## [Material for the task]

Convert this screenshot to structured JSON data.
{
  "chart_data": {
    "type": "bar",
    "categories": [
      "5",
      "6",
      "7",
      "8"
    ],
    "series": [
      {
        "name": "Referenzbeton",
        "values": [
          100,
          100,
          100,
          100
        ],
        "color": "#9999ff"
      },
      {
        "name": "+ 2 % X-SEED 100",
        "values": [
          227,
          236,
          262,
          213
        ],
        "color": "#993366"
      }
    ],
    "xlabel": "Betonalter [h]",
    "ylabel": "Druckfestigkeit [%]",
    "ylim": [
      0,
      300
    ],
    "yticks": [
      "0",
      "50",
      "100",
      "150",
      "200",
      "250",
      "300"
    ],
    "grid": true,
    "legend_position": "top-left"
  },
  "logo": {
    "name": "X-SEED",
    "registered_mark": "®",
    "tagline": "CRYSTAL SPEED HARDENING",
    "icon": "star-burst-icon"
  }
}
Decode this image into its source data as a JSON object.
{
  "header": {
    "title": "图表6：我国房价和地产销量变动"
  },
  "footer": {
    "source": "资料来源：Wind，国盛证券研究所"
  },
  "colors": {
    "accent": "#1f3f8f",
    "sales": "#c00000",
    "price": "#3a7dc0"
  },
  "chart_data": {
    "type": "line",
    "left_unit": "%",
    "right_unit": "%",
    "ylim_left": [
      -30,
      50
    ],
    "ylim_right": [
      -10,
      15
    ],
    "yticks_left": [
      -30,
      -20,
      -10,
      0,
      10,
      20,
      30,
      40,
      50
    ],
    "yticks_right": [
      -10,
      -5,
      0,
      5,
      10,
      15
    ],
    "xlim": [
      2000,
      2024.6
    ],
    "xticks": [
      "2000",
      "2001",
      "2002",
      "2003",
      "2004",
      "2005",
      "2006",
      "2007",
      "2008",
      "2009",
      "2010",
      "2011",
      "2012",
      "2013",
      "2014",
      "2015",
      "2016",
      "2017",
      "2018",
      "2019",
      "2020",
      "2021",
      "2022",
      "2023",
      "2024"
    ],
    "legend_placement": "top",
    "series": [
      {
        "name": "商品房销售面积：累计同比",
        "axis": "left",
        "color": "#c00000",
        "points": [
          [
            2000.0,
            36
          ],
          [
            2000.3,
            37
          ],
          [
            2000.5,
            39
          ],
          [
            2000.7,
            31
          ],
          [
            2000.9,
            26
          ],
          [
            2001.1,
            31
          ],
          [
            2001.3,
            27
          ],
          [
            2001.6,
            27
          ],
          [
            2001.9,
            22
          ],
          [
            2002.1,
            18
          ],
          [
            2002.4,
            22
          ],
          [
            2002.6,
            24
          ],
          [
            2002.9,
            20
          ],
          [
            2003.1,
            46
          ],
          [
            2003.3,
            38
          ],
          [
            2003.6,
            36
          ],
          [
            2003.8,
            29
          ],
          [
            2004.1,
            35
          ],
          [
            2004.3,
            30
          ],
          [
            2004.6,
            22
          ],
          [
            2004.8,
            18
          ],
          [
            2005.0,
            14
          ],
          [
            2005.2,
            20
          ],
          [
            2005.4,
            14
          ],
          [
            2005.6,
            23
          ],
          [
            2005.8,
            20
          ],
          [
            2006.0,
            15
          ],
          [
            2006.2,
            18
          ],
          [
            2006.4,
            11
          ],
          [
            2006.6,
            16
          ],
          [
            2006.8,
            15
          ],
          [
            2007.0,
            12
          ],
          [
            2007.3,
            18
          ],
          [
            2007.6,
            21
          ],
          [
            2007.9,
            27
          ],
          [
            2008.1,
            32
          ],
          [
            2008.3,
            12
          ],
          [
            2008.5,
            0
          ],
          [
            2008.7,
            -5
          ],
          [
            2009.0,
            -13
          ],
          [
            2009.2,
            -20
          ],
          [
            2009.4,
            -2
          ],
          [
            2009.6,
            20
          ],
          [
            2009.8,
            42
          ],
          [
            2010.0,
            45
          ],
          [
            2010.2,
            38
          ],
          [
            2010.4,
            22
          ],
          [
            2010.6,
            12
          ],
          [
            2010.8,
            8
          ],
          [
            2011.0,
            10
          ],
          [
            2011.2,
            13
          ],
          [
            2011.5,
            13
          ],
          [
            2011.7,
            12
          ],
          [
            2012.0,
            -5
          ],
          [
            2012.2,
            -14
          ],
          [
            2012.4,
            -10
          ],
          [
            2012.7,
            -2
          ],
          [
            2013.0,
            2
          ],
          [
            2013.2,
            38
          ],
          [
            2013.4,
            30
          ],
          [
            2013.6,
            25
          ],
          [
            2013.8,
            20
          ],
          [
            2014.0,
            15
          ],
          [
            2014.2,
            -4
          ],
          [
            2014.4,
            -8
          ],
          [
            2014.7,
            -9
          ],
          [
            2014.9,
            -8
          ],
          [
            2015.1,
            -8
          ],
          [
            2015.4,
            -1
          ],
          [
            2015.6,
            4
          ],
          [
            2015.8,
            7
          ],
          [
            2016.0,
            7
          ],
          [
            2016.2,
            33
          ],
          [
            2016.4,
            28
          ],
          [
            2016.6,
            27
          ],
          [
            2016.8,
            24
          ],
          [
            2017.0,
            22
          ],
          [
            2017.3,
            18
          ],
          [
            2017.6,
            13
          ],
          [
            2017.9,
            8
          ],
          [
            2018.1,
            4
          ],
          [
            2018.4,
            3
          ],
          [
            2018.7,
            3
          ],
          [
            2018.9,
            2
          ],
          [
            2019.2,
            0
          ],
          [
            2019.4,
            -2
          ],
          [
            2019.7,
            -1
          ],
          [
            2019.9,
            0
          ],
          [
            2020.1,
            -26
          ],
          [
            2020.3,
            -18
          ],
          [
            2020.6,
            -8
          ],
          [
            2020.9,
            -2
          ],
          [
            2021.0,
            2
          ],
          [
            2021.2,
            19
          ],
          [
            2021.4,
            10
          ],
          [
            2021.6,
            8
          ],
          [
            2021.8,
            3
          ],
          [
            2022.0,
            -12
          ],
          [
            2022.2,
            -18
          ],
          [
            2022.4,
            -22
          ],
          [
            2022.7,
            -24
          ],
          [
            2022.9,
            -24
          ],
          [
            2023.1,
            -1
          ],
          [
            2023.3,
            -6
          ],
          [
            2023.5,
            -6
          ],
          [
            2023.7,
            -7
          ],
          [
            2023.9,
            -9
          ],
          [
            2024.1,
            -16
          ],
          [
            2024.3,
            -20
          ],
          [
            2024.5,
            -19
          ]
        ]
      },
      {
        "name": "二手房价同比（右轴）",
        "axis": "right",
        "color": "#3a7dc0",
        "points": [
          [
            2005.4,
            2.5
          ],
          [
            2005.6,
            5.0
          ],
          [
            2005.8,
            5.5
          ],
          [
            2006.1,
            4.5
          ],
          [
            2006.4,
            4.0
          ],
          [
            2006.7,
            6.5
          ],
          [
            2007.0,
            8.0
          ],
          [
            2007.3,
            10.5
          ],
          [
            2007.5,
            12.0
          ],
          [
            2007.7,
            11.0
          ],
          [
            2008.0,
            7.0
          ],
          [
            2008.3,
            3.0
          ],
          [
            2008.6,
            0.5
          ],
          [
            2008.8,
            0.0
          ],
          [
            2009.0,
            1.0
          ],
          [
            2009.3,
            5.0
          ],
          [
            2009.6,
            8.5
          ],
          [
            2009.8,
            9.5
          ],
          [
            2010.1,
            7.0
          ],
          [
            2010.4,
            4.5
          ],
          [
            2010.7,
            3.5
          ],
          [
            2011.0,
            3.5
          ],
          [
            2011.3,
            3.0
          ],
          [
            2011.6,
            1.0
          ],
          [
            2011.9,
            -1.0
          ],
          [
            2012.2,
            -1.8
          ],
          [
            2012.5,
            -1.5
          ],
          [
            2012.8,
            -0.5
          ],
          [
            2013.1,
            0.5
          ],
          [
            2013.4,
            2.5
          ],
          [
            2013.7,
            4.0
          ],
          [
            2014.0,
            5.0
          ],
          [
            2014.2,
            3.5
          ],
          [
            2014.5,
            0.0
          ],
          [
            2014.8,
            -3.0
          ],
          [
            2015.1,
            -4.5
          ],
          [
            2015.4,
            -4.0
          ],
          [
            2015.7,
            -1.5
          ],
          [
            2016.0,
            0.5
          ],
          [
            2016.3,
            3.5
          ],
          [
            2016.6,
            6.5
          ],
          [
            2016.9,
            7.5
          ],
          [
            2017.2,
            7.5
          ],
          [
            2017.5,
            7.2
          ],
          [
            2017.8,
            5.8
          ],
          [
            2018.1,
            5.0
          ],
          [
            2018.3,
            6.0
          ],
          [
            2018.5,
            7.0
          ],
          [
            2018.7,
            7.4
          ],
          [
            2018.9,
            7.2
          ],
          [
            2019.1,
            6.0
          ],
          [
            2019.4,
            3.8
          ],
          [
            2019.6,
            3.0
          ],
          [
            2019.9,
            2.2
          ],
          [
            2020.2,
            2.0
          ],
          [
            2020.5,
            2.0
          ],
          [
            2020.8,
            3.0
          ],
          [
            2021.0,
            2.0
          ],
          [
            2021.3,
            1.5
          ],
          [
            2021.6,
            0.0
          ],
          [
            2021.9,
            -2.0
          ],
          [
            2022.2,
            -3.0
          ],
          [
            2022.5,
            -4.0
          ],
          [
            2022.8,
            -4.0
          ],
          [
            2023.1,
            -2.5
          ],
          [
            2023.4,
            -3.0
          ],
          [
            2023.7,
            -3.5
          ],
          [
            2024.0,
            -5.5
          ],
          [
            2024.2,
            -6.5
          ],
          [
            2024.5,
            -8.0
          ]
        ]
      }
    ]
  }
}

## [Exercise]
Search the entries for "name" and copy out each line that has it.

## [Reply]
        "name": "Referenzbeton",
        "name": "+ 2 % X-SEED 100",
    "name": "X-SEED",
        "name": "商品房销售面积：累计同比",
        "name": "二手房价同比（右轴）",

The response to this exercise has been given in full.